Write out the data below exactly as given, without any of its pictures.

○ ○ ○ ○

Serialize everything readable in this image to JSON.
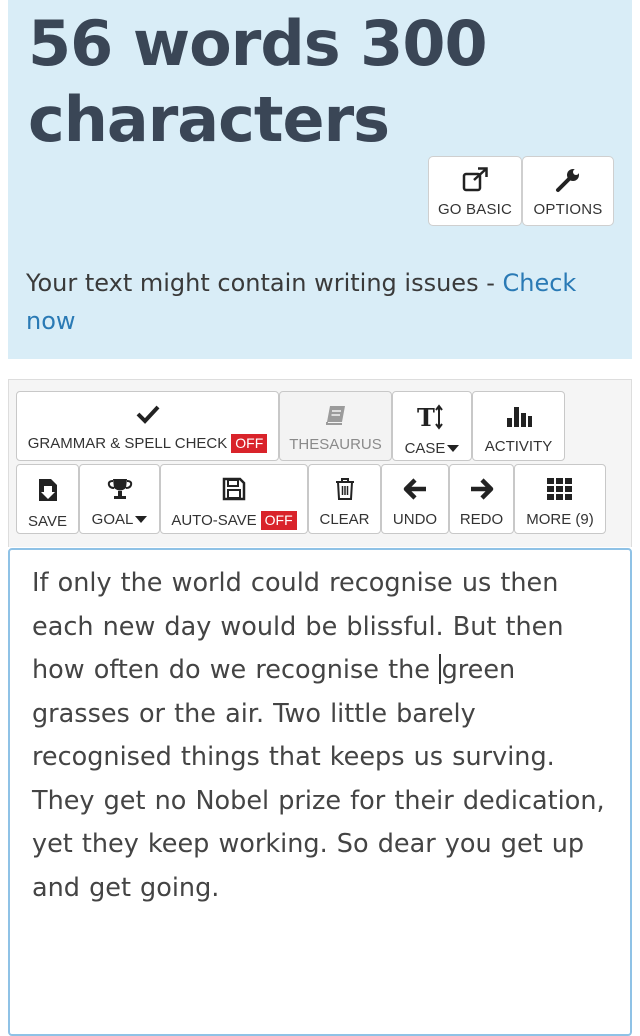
{
  "stats": {
    "headline": "56 words 300 characters"
  },
  "panel_buttons": {
    "go_basic": {
      "label": "GO BASIC",
      "icon": "external-link-icon"
    },
    "options": {
      "label": "OPTIONS",
      "icon": "wrench-icon"
    }
  },
  "writing_issues": {
    "message": "Your text might contain writing issues - ",
    "link": "Check now"
  },
  "toolbar": {
    "grammar": {
      "label": "GRAMMAR & SPELL CHECK",
      "state": "OFF",
      "icon": "checkmark-icon"
    },
    "thesaurus": {
      "label": "THESAURUS",
      "icon": "book-icon"
    },
    "case": {
      "label": "CASE",
      "icon": "text-case-icon"
    },
    "activity": {
      "label": "ACTIVITY",
      "icon": "bar-chart-icon"
    },
    "save": {
      "label": "SAVE",
      "icon": "download-icon"
    },
    "goal": {
      "label": "GOAL",
      "icon": "trophy-icon"
    },
    "autosave": {
      "label": "AUTO-SAVE",
      "state": "OFF",
      "icon": "floppy-disk-icon"
    },
    "clear": {
      "label": "CLEAR",
      "icon": "trash-icon"
    },
    "undo": {
      "label": "UNDO",
      "icon": "arrow-left-icon"
    },
    "redo": {
      "label": "REDO",
      "icon": "arrow-right-icon"
    },
    "more": {
      "label": "MORE (9)",
      "icon": "grid-icon"
    }
  },
  "editor": {
    "text_before_cursor": "If only the world could recognise us then each new day would be blissful. But then how often do we recognise the ",
    "text_after_cursor": "green grasses or the air. Two little barely recognised things that keeps us surving. They get no Nobel prize for their dedication, yet they keep working. So dear you get up and get going."
  },
  "colors": {
    "panel_bg": "#d9edf7",
    "headline": "#3a4656",
    "link": "#2a7ab5",
    "badge_off": "#d9232a",
    "editor_border": "#8fc2e6"
  }
}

○ ○ ○ ○

• **Result of this exercise**
Serialize everything readable in this image to JSON.
{
  "stats": {
    "headline": "56 words 300 characters"
  },
  "panel_buttons": {
    "go_basic": {
      "label": "GO BASIC",
      "icon": "external-link-icon"
    },
    "options": {
      "label": "OPTIONS",
      "icon": "wrench-icon"
    }
  },
  "writing_issues": {
    "message": "Your text might contain writing issues - ",
    "link": "Check now"
  },
  "toolbar": {
    "grammar": {
      "label": "GRAMMAR & SPELL CHECK",
      "state": "OFF",
      "icon": "checkmark-icon"
    },
    "thesaurus": {
      "label": "THESAURUS",
      "icon": "book-icon"
    },
    "case": {
      "label": "CASE",
      "icon": "text-case-icon"
    },
    "activity": {
      "label": "ACTIVITY",
      "icon": "bar-chart-icon"
    },
    "save": {
      "label": "SAVE",
      "icon": "download-icon"
    },
    "goal": {
      "label": "GOAL",
      "icon": "trophy-icon"
    },
    "autosave": {
      "label": "AUTO-SAVE",
      "state": "OFF",
      "icon": "floppy-disk-icon"
    },
    "clear": {
      "label": "CLEAR",
      "icon": "trash-icon"
    },
    "undo": {
      "label": "UNDO",
      "icon": "arrow-left-icon"
    },
    "redo": {
      "label": "REDO",
      "icon": "arrow-right-icon"
    },
    "more": {
      "label": "MORE (9)",
      "icon": "grid-icon"
    }
  },
  "editor": {
    "text_before_cursor": "If only the world could recognise us then each new day would be blissful. But then how often do we recognise the ",
    "text_after_cursor": "green grasses or the air. Two little barely recognised things that keeps us surving. They get no Nobel prize for their dedication, yet they keep working. So dear you get up and get going."
  },
  "colors": {
    "panel_bg": "#d9edf7",
    "headline": "#3a4656",
    "link": "#2a7ab5",
    "badge_off": "#d9232a",
    "editor_border": "#8fc2e6"
  }
}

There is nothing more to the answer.